▸ **DO THIS**:
In full and without alteration, give the listing again.

____ TASK INPUTS

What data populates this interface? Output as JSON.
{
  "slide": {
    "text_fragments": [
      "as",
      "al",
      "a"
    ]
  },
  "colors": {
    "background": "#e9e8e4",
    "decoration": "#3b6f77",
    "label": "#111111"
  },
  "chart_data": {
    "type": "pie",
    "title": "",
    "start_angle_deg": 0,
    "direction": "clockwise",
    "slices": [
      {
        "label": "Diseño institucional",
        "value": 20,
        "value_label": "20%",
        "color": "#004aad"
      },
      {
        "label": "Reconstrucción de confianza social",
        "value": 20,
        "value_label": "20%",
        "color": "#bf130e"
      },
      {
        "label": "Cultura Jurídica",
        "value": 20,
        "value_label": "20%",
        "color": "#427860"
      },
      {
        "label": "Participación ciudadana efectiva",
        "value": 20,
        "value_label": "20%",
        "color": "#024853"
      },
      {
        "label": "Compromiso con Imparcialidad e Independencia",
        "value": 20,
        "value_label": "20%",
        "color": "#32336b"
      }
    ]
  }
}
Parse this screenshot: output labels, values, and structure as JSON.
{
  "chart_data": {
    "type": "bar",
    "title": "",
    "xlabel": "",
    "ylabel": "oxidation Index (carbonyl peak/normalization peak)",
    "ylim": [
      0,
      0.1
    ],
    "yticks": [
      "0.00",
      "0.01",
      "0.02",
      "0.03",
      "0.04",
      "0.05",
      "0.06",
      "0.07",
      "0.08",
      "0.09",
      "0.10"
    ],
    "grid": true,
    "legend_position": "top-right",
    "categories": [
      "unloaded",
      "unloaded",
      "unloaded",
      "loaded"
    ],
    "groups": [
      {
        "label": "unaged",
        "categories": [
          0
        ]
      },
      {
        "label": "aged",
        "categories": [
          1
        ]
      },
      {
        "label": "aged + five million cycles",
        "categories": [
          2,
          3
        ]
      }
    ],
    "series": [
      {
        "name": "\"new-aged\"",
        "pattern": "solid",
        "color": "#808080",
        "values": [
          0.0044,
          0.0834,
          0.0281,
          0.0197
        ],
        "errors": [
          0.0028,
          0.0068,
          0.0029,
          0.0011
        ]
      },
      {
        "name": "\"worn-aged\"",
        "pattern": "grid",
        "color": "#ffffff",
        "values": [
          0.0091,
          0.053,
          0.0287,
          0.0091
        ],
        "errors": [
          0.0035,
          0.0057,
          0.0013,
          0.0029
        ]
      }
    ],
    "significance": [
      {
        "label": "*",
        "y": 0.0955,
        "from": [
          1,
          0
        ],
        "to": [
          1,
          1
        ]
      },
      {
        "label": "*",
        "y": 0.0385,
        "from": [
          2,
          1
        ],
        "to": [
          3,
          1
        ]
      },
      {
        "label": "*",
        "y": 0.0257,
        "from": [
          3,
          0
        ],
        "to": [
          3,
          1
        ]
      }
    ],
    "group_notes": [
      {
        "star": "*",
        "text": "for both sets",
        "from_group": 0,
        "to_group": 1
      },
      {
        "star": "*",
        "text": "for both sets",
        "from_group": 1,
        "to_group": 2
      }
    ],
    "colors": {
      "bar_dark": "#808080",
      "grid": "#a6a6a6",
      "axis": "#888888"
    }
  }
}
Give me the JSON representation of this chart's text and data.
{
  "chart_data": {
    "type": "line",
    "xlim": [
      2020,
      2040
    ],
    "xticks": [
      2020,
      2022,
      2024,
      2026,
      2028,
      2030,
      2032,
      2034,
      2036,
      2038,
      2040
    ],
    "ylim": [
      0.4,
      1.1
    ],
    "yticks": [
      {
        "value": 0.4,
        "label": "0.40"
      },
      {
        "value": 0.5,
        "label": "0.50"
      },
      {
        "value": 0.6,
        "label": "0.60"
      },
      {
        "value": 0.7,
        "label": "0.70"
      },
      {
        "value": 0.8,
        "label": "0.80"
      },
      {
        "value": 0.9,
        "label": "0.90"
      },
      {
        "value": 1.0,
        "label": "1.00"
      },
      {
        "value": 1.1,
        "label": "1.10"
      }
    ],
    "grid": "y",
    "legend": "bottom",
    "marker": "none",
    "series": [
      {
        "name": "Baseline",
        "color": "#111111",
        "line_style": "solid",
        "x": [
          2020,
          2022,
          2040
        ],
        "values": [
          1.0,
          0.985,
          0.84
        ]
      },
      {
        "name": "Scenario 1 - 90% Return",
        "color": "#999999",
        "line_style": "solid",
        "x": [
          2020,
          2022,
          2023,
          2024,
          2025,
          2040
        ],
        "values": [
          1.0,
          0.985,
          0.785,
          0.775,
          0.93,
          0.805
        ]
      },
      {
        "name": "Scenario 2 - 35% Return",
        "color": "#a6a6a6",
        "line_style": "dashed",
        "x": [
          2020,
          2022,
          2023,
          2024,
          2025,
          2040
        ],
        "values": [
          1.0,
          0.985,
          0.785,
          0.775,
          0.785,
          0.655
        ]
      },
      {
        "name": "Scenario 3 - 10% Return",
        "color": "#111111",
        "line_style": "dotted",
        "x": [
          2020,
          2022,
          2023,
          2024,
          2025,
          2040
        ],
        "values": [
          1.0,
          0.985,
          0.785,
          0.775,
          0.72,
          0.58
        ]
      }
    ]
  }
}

________

▸ **CORRECT OUTPUT**:
What data populates this interface? Output as JSON.
{
  "slide": {
    "text_fragments": [
      "as",
      "al",
      "a"
    ]
  },
  "colors": {
    "background": "#e9e8e4",
    "decoration": "#3b6f77",
    "label": "#111111"
  },
  "chart_data": {
    "type": "pie",
    "title": "",
    "start_angle_deg": 0,
    "direction": "clockwise",
    "slices": [
      {
        "label": "Diseño institucional",
        "value": 20,
        "value_label": "20%",
        "color": "#004aad"
      },
      {
        "label": "Reconstrucción de confianza social",
        "value": 20,
        "value_label": "20%",
        "color": "#bf130e"
      },
      {
        "label": "Cultura Jurídica",
        "value": 20,
        "value_label": "20%",
        "color": "#427860"
      },
      {
        "label": "Participación ciudadana efectiva",
        "value": 20,
        "value_label": "20%",
        "color": "#024853"
      },
      {
        "label": "Compromiso con Imparcialidad e Independencia",
        "value": 20,
        "value_label": "20%",
        "color": "#32336b"
      }
    ]
  }
}
Parse this screenshot: output labels, values, and structure as JSON.
{
  "chart_data": {
    "type": "bar",
    "title": "",
    "xlabel": "",
    "ylabel": "oxidation Index (carbonyl peak/normalization peak)",
    "ylim": [
      0,
      0.1
    ],
    "yticks": [
      "0.00",
      "0.01",
      "0.02",
      "0.03",
      "0.04",
      "0.05",
      "0.06",
      "0.07",
      "0.08",
      "0.09",
      "0.10"
    ],
    "grid": true,
    "legend_position": "top-right",
    "categories": [
      "unloaded",
      "unloaded",
      "unloaded",
      "loaded"
    ],
    "groups": [
      {
        "label": "unaged",
        "categories": [
          0
        ]
      },
      {
        "label": "aged",
        "categories": [
          1
        ]
      },
      {
        "label": "aged + five million cycles",
        "categories": [
          2,
          3
        ]
      }
    ],
    "series": [
      {
        "name": "\"new-aged\"",
        "pattern": "solid",
        "color": "#808080",
        "values": [
          0.0044,
          0.0834,
          0.0281,
          0.0197
        ],
        "errors": [
          0.0028,
          0.0068,
          0.0029,
          0.0011
        ]
      },
      {
        "name": "\"worn-aged\"",
        "pattern": "grid",
        "color": "#ffffff",
        "values": [
          0.0091,
          0.053,
          0.0287,
          0.0091
        ],
        "errors": [
          0.0035,
          0.0057,
          0.0013,
          0.0029
        ]
      }
    ],
    "significance": [
      {
        "label": "*",
        "y": 0.0955,
        "from": [
          1,
          0
        ],
        "to": [
          1,
          1
        ]
      },
      {
        "label": "*",
        "y": 0.0385,
        "from": [
          2,
          1
        ],
        "to": [
          3,
          1
        ]
      },
      {
        "label": "*",
        "y": 0.0257,
        "from": [
          3,
          0
        ],
        "to": [
          3,
          1
        ]
      }
    ],
    "group_notes": [
      {
        "star": "*",
        "text": "for both sets",
        "from_group": 0,
        "to_group": 1
      },
      {
        "star": "*",
        "text": "for both sets",
        "from_group": 1,
        "to_group": 2
      }
    ],
    "colors": {
      "bar_dark": "#808080",
      "grid": "#a6a6a6",
      "axis": "#888888"
    }
  }
}
Give me the JSON representation of this chart's text and data.
{
  "chart_data": {
    "type": "line",
    "xlim": [
      2020,
      2040
    ],
    "xticks": [
      2020,
      2022,
      2024,
      2026,
      2028,
      2030,
      2032,
      2034,
      2036,
      2038,
      2040
    ],
    "ylim": [
      0.4,
      1.1
    ],
    "yticks": [
      {
        "value": 0.4,
        "label": "0.40"
      },
      {
        "value": 0.5,
        "label": "0.50"
      },
      {
        "value": 0.6,
        "label": "0.60"
      },
      {
        "value": 0.7,
        "label": "0.70"
      },
      {
        "value": 0.8,
        "label": "0.80"
      },
      {
        "value": 0.9,
        "label": "0.90"
      },
      {
        "value": 1.0,
        "label": "1.00"
      },
      {
        "value": 1.1,
        "label": "1.10"
      }
    ],
    "grid": "y",
    "legend": "bottom",
    "marker": "none",
    "series": [
      {
        "name": "Baseline",
        "color": "#111111",
        "line_style": "solid",
        "x": [
          2020,
          2022,
          2040
        ],
        "values": [
          1.0,
          0.985,
          0.84
        ]
      },
      {
        "name": "Scenario 1 - 90% Return",
        "color": "#999999",
        "line_style": "solid",
        "x": [
          2020,
          2022,
          2023,
          2024,
          2025,
          2040
        ],
        "values": [
          1.0,
          0.985,
          0.785,
          0.775,
          0.93,
          0.805
        ]
      },
      {
        "name": "Scenario 2 - 35% Return",
        "color": "#a6a6a6",
        "line_style": "dashed",
        "x": [
          2020,
          2022,
          2023,
          2024,
          2025,
          2040
        ],
        "values": [
          1.0,
          0.985,
          0.785,
          0.775,
          0.785,
          0.655
        ]
      },
      {
        "name": "Scenario 3 - 10% Return",
        "color": "#111111",
        "line_style": "dotted",
        "x": [
          2020,
          2022,
          2023,
          2024,
          2025,
          2040
        ],
        "values": [
          1.0,
          0.985,
          0.785,
          0.775,
          0.72,
          0.58
        ]
      }
    ]
  }
}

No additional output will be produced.